CONSIGNE 1 →
Dans l'extrait sur le voyage de Montaigne, remplace « processions » par « cortèges » et reprends le passage qui commence à « Contrairement à l’idée » et se termine à « étonner, aujourd’hui encore). ».
CONSIGNE 2 →
Condense sous forme de liste le paragraphe de l'extrait sur le voyage de Montaigne qui commence par « Montaigne, tout ” coliqueux ” qu'il soit », en gardant ses faits principaux.

EXTRAIT DU TEXTE →
<<<<

La désinvolture qui anime le voyageur accable d’ailleurs ses accompagnateurs à qui ” il répondait qu’il n’allait quant à lui en nul lieu que là où il se trouvait “. On retrouve ici la fameuse proposition du Livre III des Essais (et l’on est prié de se souvenir de la signification ancienne du verbe ” branler ” qui signifie ” mouvoir “) : ” J’entreprends seulement de me branler quand le branle me plaît. Et me promène pour me promener.” Ou encore : ” Mon dessein est divisible partout. Il n’est pas fondé en grandes espérances ; chaque journée en fait le bout. Et le voyage de ma vie se conduit de même. “

Montaigne, tout ” coliqueux ” qu’il soit, nous dit qu’il peut rester à cheval jusqu’à huit ou dix heures. ” La vie est un mouvement matériel et corporel, action imparfaite de sa propre essence, et déréglée ; je m’emploie à la servir selon elle. ” Soit. Mais si, finalement, l’Italie, y compris le pape, est préférable à tout, c’est qu’on peut s’y arrêter n’importe où au milieu de jardins, de fontaines, de jets d’eau, de grottes féeriques, et que Rome, ” ville rapiécée “, fait que chaque étranger se sent chez soi.

Contrairement à l’idée reçue, Rome est un lieu d’ouverture, et les jésuites sont ” une pépinière de grands hommes de toutes sortes de grandeur “. C’est le mélange qui compte : les prostituées abondent en même temps que les processions, les bénédictions, les excommunications. On peut tout voir à Rome. Le 28 janvier 1581, le secrétaire de Montaigne note : ” Il eut la colique, ce qui ne l’empêcha de ses actions ordinaires, et fit une pierre assez grossette, et d’autres moindres. ” Et le 30 : ” Il fut voir la plus ancienne cérémonie de religion qui soit parmi les hommes, et la considéra fort attentivement et avec une grande commodité : c’est la circoncision des Juifs ” (suit une description dont la minutie et la neutralité ont de quoi étonner, aujourd’hui encore).

>>>>

EXTRAIT DE DONNÉES →

<<<<

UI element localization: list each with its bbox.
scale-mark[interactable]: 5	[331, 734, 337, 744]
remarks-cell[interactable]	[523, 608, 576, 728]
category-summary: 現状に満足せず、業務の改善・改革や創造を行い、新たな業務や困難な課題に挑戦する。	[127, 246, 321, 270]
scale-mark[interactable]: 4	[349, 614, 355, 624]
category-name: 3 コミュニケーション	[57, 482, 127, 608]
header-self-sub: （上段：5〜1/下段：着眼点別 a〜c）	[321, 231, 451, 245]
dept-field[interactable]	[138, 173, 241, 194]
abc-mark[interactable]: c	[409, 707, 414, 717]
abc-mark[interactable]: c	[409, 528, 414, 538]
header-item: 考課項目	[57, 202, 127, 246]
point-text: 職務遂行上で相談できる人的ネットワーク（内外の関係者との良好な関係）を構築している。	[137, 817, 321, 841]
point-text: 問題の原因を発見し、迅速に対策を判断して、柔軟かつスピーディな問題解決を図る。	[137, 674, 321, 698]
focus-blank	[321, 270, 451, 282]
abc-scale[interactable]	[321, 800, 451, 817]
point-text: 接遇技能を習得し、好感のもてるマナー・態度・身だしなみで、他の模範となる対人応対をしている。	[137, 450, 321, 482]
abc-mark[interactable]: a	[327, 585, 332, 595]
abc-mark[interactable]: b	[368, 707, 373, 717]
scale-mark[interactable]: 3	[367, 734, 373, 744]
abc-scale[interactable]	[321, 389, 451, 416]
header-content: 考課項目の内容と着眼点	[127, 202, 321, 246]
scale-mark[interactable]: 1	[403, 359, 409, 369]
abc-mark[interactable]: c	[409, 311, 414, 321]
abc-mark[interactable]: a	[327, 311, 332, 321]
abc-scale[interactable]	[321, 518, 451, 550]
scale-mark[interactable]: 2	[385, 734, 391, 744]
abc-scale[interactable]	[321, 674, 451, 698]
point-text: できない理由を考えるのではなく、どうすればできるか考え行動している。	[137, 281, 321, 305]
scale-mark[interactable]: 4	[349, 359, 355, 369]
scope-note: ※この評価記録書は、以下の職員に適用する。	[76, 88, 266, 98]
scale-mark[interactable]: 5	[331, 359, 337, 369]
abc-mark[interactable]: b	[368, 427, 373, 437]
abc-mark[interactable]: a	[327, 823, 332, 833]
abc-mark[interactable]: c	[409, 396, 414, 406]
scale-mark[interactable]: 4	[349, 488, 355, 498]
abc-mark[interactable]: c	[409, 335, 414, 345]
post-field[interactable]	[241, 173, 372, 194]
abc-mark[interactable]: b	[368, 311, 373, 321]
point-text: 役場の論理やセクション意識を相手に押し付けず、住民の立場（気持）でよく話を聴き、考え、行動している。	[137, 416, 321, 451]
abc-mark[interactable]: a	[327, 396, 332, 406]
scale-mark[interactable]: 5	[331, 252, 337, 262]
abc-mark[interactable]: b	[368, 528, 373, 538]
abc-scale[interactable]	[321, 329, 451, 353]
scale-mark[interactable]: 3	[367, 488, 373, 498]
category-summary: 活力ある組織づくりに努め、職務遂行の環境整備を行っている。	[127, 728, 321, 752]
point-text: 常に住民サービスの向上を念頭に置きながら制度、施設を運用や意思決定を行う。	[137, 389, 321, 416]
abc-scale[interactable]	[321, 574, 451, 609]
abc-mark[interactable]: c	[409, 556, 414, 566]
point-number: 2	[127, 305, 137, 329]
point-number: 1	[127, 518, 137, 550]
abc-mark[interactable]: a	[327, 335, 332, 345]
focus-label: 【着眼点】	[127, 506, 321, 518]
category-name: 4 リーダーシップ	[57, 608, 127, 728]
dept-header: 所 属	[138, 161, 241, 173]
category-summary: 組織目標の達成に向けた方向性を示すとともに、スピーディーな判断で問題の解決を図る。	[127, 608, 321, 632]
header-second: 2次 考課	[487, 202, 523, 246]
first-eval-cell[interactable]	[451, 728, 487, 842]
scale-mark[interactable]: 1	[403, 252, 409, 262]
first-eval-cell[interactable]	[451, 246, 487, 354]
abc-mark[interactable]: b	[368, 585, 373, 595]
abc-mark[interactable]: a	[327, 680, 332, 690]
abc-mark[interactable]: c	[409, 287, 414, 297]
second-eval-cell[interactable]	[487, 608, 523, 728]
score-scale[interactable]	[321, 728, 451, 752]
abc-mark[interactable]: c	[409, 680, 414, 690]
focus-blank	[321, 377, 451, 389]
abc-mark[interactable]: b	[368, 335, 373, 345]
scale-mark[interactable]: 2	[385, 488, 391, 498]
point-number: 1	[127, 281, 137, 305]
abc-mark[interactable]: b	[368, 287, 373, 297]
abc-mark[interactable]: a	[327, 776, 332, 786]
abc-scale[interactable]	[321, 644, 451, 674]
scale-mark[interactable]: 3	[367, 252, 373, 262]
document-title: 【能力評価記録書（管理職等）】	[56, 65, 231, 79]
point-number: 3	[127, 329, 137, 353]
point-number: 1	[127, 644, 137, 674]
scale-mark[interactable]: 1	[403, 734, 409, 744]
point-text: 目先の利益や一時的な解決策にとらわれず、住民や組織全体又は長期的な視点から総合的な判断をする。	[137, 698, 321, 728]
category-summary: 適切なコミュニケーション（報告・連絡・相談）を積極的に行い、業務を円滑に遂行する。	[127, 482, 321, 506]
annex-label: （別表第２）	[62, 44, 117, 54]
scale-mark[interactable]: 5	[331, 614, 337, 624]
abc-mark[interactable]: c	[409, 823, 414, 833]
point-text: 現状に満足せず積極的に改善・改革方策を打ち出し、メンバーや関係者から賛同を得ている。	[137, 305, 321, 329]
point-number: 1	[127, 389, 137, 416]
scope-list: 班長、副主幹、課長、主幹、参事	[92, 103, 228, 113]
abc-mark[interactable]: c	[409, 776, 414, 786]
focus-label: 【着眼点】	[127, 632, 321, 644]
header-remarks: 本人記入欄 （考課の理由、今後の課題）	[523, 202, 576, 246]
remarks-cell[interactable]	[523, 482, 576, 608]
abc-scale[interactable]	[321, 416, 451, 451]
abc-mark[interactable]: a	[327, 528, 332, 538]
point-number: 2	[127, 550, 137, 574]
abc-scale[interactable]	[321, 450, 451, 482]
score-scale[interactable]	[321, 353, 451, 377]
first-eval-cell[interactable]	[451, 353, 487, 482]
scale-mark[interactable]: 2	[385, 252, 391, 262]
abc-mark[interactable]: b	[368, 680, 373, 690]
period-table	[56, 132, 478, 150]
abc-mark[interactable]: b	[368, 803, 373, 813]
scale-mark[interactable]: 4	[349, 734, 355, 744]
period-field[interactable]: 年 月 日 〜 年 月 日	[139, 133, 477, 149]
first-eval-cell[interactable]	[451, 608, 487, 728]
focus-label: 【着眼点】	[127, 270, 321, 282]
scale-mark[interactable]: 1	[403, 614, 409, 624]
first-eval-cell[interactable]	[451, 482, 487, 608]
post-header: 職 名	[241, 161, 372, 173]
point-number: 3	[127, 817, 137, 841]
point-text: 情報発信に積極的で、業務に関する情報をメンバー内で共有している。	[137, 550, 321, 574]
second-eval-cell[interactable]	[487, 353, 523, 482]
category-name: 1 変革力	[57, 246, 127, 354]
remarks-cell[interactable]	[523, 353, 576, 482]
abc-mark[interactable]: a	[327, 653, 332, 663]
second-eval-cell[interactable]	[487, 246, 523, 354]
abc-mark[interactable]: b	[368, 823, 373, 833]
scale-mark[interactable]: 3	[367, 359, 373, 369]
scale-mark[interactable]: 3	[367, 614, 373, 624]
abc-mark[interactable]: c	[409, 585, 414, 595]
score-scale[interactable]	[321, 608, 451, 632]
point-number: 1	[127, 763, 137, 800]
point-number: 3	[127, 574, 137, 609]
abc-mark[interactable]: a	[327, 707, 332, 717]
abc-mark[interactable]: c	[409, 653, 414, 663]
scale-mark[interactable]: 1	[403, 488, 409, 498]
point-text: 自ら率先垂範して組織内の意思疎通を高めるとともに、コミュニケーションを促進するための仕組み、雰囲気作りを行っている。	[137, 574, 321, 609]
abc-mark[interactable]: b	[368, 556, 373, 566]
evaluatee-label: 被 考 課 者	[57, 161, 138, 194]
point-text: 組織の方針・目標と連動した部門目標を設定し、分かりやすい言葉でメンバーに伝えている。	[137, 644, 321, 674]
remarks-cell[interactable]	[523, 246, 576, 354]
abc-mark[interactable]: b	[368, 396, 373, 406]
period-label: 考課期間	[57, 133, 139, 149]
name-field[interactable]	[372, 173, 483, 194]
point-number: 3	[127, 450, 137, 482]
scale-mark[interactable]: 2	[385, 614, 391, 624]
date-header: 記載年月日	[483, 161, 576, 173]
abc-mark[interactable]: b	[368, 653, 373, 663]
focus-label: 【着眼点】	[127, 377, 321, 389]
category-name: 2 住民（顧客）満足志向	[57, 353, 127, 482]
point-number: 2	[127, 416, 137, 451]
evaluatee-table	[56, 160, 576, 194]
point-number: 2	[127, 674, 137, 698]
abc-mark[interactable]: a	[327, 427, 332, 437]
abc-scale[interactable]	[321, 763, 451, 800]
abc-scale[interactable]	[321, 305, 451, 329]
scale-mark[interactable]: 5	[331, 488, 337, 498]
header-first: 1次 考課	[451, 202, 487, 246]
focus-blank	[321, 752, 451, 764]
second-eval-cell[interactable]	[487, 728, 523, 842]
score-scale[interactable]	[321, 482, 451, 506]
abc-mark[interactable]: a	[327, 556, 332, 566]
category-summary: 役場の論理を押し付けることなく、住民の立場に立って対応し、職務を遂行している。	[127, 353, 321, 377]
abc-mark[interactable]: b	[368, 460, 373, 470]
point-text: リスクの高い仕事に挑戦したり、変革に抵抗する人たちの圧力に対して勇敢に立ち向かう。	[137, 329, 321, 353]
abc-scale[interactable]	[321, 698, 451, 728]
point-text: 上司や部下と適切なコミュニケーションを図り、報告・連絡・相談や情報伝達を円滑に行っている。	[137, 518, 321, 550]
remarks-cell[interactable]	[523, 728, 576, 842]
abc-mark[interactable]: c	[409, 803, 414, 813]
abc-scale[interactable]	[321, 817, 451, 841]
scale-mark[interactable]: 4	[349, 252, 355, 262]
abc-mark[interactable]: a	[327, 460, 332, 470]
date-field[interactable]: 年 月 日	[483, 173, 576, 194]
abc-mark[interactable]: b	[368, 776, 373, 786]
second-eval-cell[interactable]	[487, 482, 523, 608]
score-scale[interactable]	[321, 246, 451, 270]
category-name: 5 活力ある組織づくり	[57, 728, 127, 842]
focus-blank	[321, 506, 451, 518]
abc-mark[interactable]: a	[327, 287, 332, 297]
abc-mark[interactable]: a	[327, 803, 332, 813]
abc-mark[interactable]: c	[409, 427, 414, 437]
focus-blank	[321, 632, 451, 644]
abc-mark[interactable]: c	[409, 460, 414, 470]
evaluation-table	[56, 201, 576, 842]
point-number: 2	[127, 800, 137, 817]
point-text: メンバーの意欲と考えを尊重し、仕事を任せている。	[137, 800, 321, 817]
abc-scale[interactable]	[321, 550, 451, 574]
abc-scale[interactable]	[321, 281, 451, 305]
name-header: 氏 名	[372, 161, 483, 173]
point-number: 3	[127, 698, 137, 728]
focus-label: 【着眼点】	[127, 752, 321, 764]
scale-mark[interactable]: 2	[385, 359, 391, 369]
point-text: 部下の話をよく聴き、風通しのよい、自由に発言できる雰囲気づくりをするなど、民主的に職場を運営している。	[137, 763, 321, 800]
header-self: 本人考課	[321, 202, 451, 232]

>>>>

RÉPONSE 1 →
Contrairement à l’idée reçue, Rome est un lieu d’ouverture, et les jésuites sont ” une pépinière de grands hommes de toutes sortes de grandeur “. C’est le mélange qui compte : les prostituées abondent en même temps que les cortèges, les bénédictions, les excommunications. On peut tout voir à Rome. Le 28 janvier 1581, le secrétaire de Montaigne note : ” Il eut la colique, ce qui ne l’empêcha de ses actions ordinaires, et fit une pierre assez grossette, et d’autres moindres. ” Et le 30 : ” Il fut voir la plus ancienne cérémonie de religion qui soit parmi les hommes, et la considéra fort attentivement et avec une grande commodité : c’est la circoncision des Juifs ” (suit une description dont la minutie et la neutralité ont de quoi étonner, aujourd’hui encore).

RÉPONSE 2 →
- Malgré ses coliques, Montaigne peut rester à cheval huit à dix heures.
- Pour lui, la vie est un mouvement matériel et corporel, imparfait et déréglé, qu'il s'emploie à servir selon sa nature.
- L'Italie, pape compris, lui paraît préférable à tout : on peut s'y arrêter n'importe où, parmi les jardins, les fontaines, les jets d'eau et les grottes féeriques.
- Rome, « ville rapiécée », permet à chaque étranger de s'y sentir chez soi.